→ **GOAL**
Leave out the pictures and repeat every record exactly.

→ **DATA SHOWN**
::::

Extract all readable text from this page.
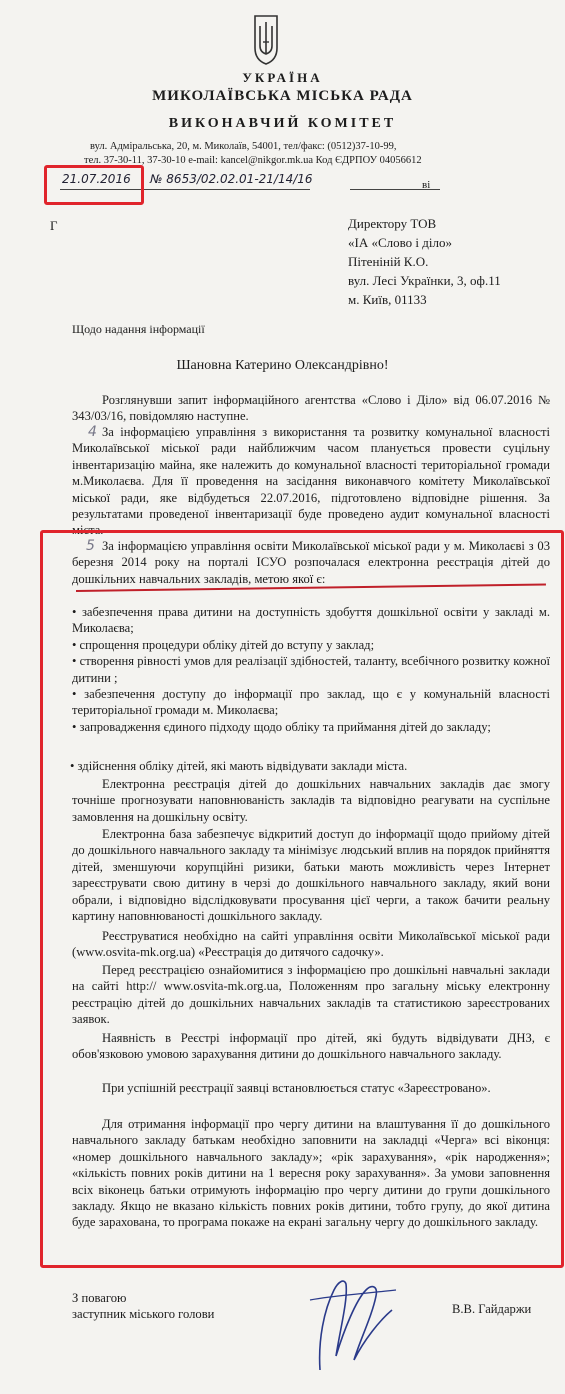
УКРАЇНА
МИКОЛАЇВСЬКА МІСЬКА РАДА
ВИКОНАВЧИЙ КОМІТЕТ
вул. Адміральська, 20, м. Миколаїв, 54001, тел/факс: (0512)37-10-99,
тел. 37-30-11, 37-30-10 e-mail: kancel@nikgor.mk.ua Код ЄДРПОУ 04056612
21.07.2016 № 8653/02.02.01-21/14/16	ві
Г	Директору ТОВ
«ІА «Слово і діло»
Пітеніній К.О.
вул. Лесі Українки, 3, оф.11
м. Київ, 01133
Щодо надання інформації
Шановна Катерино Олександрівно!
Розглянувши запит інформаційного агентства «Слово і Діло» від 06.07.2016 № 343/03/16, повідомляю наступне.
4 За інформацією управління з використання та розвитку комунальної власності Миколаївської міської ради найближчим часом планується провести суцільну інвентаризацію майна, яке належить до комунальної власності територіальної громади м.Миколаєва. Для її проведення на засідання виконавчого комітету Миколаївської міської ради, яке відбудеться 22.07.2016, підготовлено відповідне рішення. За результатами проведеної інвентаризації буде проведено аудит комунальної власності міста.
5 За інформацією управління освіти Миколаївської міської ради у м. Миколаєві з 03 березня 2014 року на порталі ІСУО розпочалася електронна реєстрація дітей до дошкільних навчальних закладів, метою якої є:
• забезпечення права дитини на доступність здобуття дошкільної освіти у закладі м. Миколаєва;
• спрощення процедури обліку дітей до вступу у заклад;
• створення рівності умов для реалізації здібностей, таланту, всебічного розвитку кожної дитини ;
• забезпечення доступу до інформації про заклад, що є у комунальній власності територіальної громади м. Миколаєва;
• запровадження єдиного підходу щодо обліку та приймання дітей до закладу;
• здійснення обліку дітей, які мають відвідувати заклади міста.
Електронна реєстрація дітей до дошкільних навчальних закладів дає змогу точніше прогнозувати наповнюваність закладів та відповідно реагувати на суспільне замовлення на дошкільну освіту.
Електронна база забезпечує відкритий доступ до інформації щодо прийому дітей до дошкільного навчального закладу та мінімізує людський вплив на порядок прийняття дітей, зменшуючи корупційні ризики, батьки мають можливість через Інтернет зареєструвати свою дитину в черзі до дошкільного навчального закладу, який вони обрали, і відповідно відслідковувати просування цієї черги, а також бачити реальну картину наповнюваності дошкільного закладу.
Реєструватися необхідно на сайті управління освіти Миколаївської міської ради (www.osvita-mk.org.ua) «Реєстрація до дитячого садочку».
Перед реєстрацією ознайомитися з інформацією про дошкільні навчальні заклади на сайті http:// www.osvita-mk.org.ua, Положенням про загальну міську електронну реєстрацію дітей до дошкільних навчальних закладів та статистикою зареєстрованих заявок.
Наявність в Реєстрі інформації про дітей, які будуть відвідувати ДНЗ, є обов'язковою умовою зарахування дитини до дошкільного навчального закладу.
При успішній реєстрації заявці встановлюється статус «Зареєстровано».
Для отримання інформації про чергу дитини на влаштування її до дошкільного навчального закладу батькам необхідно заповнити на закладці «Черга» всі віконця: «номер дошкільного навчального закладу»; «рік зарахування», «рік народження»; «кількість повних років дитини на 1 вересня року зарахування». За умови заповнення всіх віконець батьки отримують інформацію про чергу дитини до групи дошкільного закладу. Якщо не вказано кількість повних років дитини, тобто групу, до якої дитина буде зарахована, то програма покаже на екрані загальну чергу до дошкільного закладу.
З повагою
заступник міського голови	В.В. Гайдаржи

::::

→ **EXPECTED ANSWER**
Extract all readable text from this page.
УКРАЇНА
МИКОЛАЇВСЬКА МІСЬКА РАДА
ВИКОНАВЧИЙ КОМІТЕТ
вул. Адміральська, 20, м. Миколаїв, 54001, тел/факс: (0512)37-10-99,
тел. 37-30-11, 37-30-10 e-mail: kancel@nikgor.mk.ua Код ЄДРПОУ 04056612
21.07.2016 № 8653/02.02.01-21/14/16	ві
Г	Директору ТОВ
«ІА «Слово і діло»
Пітеніній К.О.
вул. Лесі Українки, 3, оф.11
м. Київ, 01133
Щодо надання інформації
Шановна Катерино Олександрівно!
Розглянувши запит інформаційного агентства «Слово і Діло» від 06.07.2016 № 343/03/16, повідомляю наступне.
4 За інформацією управління з використання та розвитку комунальної власності Миколаївської міської ради найближчим часом планується провести суцільну інвентаризацію майна, яке належить до комунальної власності територіальної громади м.Миколаєва. Для її проведення на засідання виконавчого комітету Миколаївської міської ради, яке відбудеться 22.07.2016, підготовлено відповідне рішення. За результатами проведеної інвентаризації буде проведено аудит комунальної власності міста.
5 За інформацією управління освіти Миколаївської міської ради у м. Миколаєві з 03 березня 2014 року на порталі ІСУО розпочалася електронна реєстрація дітей до дошкільних навчальних закладів, метою якої є:
• забезпечення права дитини на доступність здобуття дошкільної освіти у закладі м. Миколаєва;
• спрощення процедури обліку дітей до вступу у заклад;
• створення рівності умов для реалізації здібностей, таланту, всебічного розвитку кожної дитини ;
• забезпечення доступу до інформації про заклад, що є у комунальній власності територіальної громади м. Миколаєва;
• запровадження єдиного підходу щодо обліку та приймання дітей до закладу;
• здійснення обліку дітей, які мають відвідувати заклади міста.
Електронна реєстрація дітей до дошкільних навчальних закладів дає змогу точніше прогнозувати наповнюваність закладів та відповідно реагувати на суспільне замовлення на дошкільну освіту.
Електронна база забезпечує відкритий доступ до інформації щодо прийому дітей до дошкільного навчального закладу та мінімізує людський вплив на порядок прийняття дітей, зменшуючи корупційні ризики, батьки мають можливість через Інтернет зареєструвати свою дитину в черзі до дошкільного навчального закладу, який вони обрали, і відповідно відслідковувати просування цієї черги, а також бачити реальну картину наповнюваності дошкільного закладу.
Реєструватися необхідно на сайті управління освіти Миколаївської міської ради (www.osvita-mk.org.ua) «Реєстрація до дитячого садочку».
Перед реєстрацією ознайомитися з інформацією про дошкільні навчальні заклади на сайті http:// www.osvita-mk.org.ua, Положенням про загальну міську електронну реєстрацію дітей до дошкільних навчальних закладів та статистикою зареєстрованих заявок.
Наявність в Реєстрі інформації про дітей, які будуть відвідувати ДНЗ, є обов'язковою умовою зарахування дитини до дошкільного навчального закладу.
При успішній реєстрації заявці встановлюється статус «Зареєстровано».
Для отримання інформації про чергу дитини на влаштування її до дошкільного навчального закладу батькам необхідно заповнити на закладці «Черга» всі віконця: «номер дошкільного навчального закладу»; «рік зарахування», «рік народження»; «кількість повних років дитини на 1 вересня року зарахування». За умови заповнення всіх віконець батьки отримують інформацію про чергу дитини до групи дошкільного закладу. Якщо не вказано кількість повних років дитини, тобто групу, до якої дитина буде зарахована, то програма покаже на екрані загальну чергу до дошкільного закладу.
З повагою
заступник міського голови	В.В. Гайдаржи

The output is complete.